▶ Your goal
Below is some material; transcribe all of it exactly.

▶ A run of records
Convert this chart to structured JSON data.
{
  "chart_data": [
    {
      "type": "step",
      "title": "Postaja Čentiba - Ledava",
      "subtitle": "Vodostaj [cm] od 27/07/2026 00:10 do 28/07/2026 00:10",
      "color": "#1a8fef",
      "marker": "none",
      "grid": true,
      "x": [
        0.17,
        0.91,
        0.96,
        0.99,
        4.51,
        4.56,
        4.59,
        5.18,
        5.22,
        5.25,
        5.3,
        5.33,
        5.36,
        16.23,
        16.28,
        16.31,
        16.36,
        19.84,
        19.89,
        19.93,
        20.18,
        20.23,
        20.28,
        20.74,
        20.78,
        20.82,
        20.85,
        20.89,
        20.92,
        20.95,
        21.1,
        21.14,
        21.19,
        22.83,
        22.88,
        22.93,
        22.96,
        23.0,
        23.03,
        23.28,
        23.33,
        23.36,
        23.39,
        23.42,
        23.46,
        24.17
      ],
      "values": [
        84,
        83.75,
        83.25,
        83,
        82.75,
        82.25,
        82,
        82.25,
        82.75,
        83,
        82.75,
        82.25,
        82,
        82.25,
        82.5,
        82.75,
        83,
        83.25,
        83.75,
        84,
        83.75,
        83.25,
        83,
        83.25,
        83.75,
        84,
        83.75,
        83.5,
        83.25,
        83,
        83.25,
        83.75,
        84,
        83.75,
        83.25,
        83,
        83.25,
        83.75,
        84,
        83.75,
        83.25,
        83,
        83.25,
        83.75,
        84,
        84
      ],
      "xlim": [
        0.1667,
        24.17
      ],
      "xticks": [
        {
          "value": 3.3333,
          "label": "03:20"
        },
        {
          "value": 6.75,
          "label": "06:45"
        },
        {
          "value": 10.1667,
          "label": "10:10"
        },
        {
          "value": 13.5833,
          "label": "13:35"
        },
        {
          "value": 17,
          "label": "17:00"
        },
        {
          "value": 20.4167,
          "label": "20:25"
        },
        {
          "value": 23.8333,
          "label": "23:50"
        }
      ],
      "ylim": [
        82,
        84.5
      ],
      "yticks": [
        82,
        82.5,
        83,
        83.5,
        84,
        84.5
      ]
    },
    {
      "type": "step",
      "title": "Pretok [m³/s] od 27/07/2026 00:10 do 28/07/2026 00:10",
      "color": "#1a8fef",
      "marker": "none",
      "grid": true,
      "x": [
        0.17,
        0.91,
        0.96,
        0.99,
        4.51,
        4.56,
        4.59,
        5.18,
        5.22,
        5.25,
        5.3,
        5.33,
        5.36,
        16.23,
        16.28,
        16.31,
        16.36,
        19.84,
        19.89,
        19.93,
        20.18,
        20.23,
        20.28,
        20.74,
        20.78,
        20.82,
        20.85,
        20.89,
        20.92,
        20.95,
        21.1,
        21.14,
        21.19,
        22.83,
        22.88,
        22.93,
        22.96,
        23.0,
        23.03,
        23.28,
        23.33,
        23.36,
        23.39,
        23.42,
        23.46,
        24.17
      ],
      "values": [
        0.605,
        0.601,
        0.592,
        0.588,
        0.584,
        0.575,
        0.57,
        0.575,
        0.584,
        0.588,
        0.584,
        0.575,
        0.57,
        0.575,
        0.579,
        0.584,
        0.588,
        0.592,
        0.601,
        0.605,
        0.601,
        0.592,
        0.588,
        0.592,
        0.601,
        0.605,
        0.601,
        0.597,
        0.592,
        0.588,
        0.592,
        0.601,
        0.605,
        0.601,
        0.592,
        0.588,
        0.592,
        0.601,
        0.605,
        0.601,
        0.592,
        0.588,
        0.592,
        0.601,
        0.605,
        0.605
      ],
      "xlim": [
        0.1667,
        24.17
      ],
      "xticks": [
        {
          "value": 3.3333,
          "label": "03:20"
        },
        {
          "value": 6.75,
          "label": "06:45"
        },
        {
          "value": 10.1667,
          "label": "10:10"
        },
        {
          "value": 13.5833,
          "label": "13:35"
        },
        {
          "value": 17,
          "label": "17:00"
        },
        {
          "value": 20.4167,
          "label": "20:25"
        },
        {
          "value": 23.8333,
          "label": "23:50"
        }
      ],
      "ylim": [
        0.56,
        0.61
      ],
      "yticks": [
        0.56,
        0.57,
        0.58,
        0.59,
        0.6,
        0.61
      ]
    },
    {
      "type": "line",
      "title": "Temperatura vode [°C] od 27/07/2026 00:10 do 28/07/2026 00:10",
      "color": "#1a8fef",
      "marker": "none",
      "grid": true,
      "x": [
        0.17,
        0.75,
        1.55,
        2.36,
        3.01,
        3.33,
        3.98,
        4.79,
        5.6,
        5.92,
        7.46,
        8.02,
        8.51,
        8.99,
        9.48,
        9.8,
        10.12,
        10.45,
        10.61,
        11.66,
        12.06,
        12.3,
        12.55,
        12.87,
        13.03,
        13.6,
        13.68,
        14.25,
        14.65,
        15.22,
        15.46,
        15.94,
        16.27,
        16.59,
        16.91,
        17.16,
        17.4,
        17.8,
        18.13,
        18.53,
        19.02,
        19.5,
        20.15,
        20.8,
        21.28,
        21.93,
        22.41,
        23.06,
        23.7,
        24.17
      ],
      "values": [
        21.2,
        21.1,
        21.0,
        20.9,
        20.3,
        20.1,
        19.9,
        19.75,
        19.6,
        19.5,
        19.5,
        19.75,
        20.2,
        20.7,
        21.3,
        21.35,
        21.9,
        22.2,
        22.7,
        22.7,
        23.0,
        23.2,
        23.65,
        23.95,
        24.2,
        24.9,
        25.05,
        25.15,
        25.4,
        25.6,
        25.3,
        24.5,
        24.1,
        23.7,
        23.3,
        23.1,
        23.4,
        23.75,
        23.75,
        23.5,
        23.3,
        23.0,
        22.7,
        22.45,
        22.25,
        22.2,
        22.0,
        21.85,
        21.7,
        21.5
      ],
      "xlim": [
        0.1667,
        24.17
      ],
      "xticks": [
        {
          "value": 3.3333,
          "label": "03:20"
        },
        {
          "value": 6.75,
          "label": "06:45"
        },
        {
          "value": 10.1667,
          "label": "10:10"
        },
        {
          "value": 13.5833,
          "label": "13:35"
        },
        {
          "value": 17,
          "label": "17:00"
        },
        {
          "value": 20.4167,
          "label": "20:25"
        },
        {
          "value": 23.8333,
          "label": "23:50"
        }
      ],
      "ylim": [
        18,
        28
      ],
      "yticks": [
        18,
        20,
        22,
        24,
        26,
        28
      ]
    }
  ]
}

▶ Answer for this exercise
Convert this chart to structured JSON data.
{
  "chart_data": [
    {
      "type": "step",
      "title": "Postaja Čentiba - Ledava",
      "subtitle": "Vodostaj [cm] od 27/07/2026 00:10 do 28/07/2026 00:10",
      "color": "#1a8fef",
      "marker": "none",
      "grid": true,
      "x": [
        0.17,
        0.91,
        0.96,
        0.99,
        4.51,
        4.56,
        4.59,
        5.18,
        5.22,
        5.25,
        5.3,
        5.33,
        5.36,
        16.23,
        16.28,
        16.31,
        16.36,
        19.84,
        19.89,
        19.93,
        20.18,
        20.23,
        20.28,
        20.74,
        20.78,
        20.82,
        20.85,
        20.89,
        20.92,
        20.95,
        21.1,
        21.14,
        21.19,
        22.83,
        22.88,
        22.93,
        22.96,
        23.0,
        23.03,
        23.28,
        23.33,
        23.36,
        23.39,
        23.42,
        23.46,
        24.17
      ],
      "values": [
        84,
        83.75,
        83.25,
        83,
        82.75,
        82.25,
        82,
        82.25,
        82.75,
        83,
        82.75,
        82.25,
        82,
        82.25,
        82.5,
        82.75,
        83,
        83.25,
        83.75,
        84,
        83.75,
        83.25,
        83,
        83.25,
        83.75,
        84,
        83.75,
        83.5,
        83.25,
        83,
        83.25,
        83.75,
        84,
        83.75,
        83.25,
        83,
        83.25,
        83.75,
        84,
        83.75,
        83.25,
        83,
        83.25,
        83.75,
        84,
        84
      ],
      "xlim": [
        0.1667,
        24.17
      ],
      "xticks": [
        {
          "value": 3.3333,
          "label": "03:20"
        },
        {
          "value": 6.75,
          "label": "06:45"
        },
        {
          "value": 10.1667,
          "label": "10:10"
        },
        {
          "value": 13.5833,
          "label": "13:35"
        },
        {
          "value": 17,
          "label": "17:00"
        },
        {
          "value": 20.4167,
          "label": "20:25"
        },
        {
          "value": 23.8333,
          "label": "23:50"
        }
      ],
      "ylim": [
        82,
        84.5
      ],
      "yticks": [
        82,
        82.5,
        83,
        83.5,
        84,
        84.5
      ]
    },
    {
      "type": "step",
      "title": "Pretok [m³/s] od 27/07/2026 00:10 do 28/07/2026 00:10",
      "color": "#1a8fef",
      "marker": "none",
      "grid": true,
      "x": [
        0.17,
        0.91,
        0.96,
        0.99,
        4.51,
        4.56,
        4.59,
        5.18,
        5.22,
        5.25,
        5.3,
        5.33,
        5.36,
        16.23,
        16.28,
        16.31,
        16.36,
        19.84,
        19.89,
        19.93,
        20.18,
        20.23,
        20.28,
        20.74,
        20.78,
        20.82,
        20.85,
        20.89,
        20.92,
        20.95,
        21.1,
        21.14,
        21.19,
        22.83,
        22.88,
        22.93,
        22.96,
        23.0,
        23.03,
        23.28,
        23.33,
        23.36,
        23.39,
        23.42,
        23.46,
        24.17
      ],
      "values": [
        0.605,
        0.601,
        0.592,
        0.588,
        0.584,
        0.575,
        0.57,
        0.575,
        0.584,
        0.588,
        0.584,
        0.575,
        0.57,
        0.575,
        0.579,
        0.584,
        0.588,
        0.592,
        0.601,
        0.605,
        0.601,
        0.592,
        0.588,
        0.592,
        0.601,
        0.605,
        0.601,
        0.597,
        0.592,
        0.588,
        0.592,
        0.601,
        0.605,
        0.601,
        0.592,
        0.588,
        0.592,
        0.601,
        0.605,
        0.601,
        0.592,
        0.588,
        0.592,
        0.601,
        0.605,
        0.605
      ],
      "xlim": [
        0.1667,
        24.17
      ],
      "xticks": [
        {
          "value": 3.3333,
          "label": "03:20"
        },
        {
          "value": 6.75,
          "label": "06:45"
        },
        {
          "value": 10.1667,
          "label": "10:10"
        },
        {
          "value": 13.5833,
          "label": "13:35"
        },
        {
          "value": 17,
          "label": "17:00"
        },
        {
          "value": 20.4167,
          "label": "20:25"
        },
        {
          "value": 23.8333,
          "label": "23:50"
        }
      ],
      "ylim": [
        0.56,
        0.61
      ],
      "yticks": [
        0.56,
        0.57,
        0.58,
        0.59,
        0.6,
        0.61
      ]
    },
    {
      "type": "line",
      "title": "Temperatura vode [°C] od 27/07/2026 00:10 do 28/07/2026 00:10",
      "color": "#1a8fef",
      "marker": "none",
      "grid": true,
      "x": [
        0.17,
        0.75,
        1.55,
        2.36,
        3.01,
        3.33,
        3.98,
        4.79,
        5.6,
        5.92,
        7.46,
        8.02,
        8.51,
        8.99,
        9.48,
        9.8,
        10.12,
        10.45,
        10.61,
        11.66,
        12.06,
        12.3,
        12.55,
        12.87,
        13.03,
        13.6,
        13.68,
        14.25,
        14.65,
        15.22,
        15.46,
        15.94,
        16.27,
        16.59,
        16.91,
        17.16,
        17.4,
        17.8,
        18.13,
        18.53,
        19.02,
        19.5,
        20.15,
        20.8,
        21.28,
        21.93,
        22.41,
        23.06,
        23.7,
        24.17
      ],
      "values": [
        21.2,
        21.1,
        21.0,
        20.9,
        20.3,
        20.1,
        19.9,
        19.75,
        19.6,
        19.5,
        19.5,
        19.75,
        20.2,
        20.7,
        21.3,
        21.35,
        21.9,
        22.2,
        22.7,
        22.7,
        23.0,
        23.2,
        23.65,
        23.95,
        24.2,
        24.9,
        25.05,
        25.15,
        25.4,
        25.6,
        25.3,
        24.5,
        24.1,
        23.7,
        23.3,
        23.1,
        23.4,
        23.75,
        23.75,
        23.5,
        23.3,
        23.0,
        22.7,
        22.45,
        22.25,
        22.2,
        22.0,
        21.85,
        21.7,
        21.5
      ],
      "xlim": [
        0.1667,
        24.17
      ],
      "xticks": [
        {
          "value": 3.3333,
          "label": "03:20"
        },
        {
          "value": 6.75,
          "label": "06:45"
        },
        {
          "value": 10.1667,
          "label": "10:10"
        },
        {
          "value": 13.5833,
          "label": "13:35"
        },
        {
          "value": 17,
          "label": "17:00"
        },
        {
          "value": 20.4167,
          "label": "20:25"
        },
        {
          "value": 23.8333,
          "label": "23:50"
        }
      ],
      "ylim": [
        18,
        28
      ],
      "yticks": [
        18,
        20,
        22,
        24,
        26,
        28
      ]
    }
  ]
}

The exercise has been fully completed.